Extracted data entries
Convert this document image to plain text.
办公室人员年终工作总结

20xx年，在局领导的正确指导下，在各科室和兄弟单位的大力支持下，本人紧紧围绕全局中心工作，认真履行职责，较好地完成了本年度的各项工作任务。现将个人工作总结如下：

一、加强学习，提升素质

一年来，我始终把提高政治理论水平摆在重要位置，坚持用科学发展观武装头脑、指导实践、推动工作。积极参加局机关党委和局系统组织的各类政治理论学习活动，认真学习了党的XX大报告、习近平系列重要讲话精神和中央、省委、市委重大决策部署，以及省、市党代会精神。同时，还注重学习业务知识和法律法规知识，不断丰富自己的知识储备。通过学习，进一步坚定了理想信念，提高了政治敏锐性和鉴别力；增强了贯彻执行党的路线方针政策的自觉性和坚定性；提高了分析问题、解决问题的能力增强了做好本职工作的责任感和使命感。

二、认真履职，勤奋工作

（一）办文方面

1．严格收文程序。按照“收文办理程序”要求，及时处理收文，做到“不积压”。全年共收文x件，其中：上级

▸ Objective: Every entry needs to be retyped exactly.

▸ Full response:
Convert this document image to plain text.
办公室人员年终工作总结

20xx年，在局领导的正确指导下，在各科室和兄弟单位的大力支持下，本人紧紧围绕全局中心工作，认真履行职责，较好地完成了本年度的各项工作任务。现将个人工作总结如下：

一、加强学习，提升素质

一年来，我始终把提高政治理论水平摆在重要位置，坚持用科学发展观武装头脑、指导实践、推动工作。积极参加局机关党委和局系统组织的各类政治理论学习活动，认真学习了党的XX大报告、习近平系列重要讲话精神和中央、省委、市委重大决策部署，以及省、市党代会精神。同时，还注重学习业务知识和法律法规知识，不断丰富自己的知识储备。通过学习，进一步坚定了理想信念，提高了政治敏锐性和鉴别力；增强了贯彻执行党的路线方针政策的自觉性和坚定性；提高了分析问题、解决问题的能力增强了做好本职工作的责任感和使命感。

二、认真履职，勤奋工作

（一）办文方面

1．严格收文程序。按照“收文办理程序”要求，及时处理收文，做到“不积压”。全年共收文x件，其中：上级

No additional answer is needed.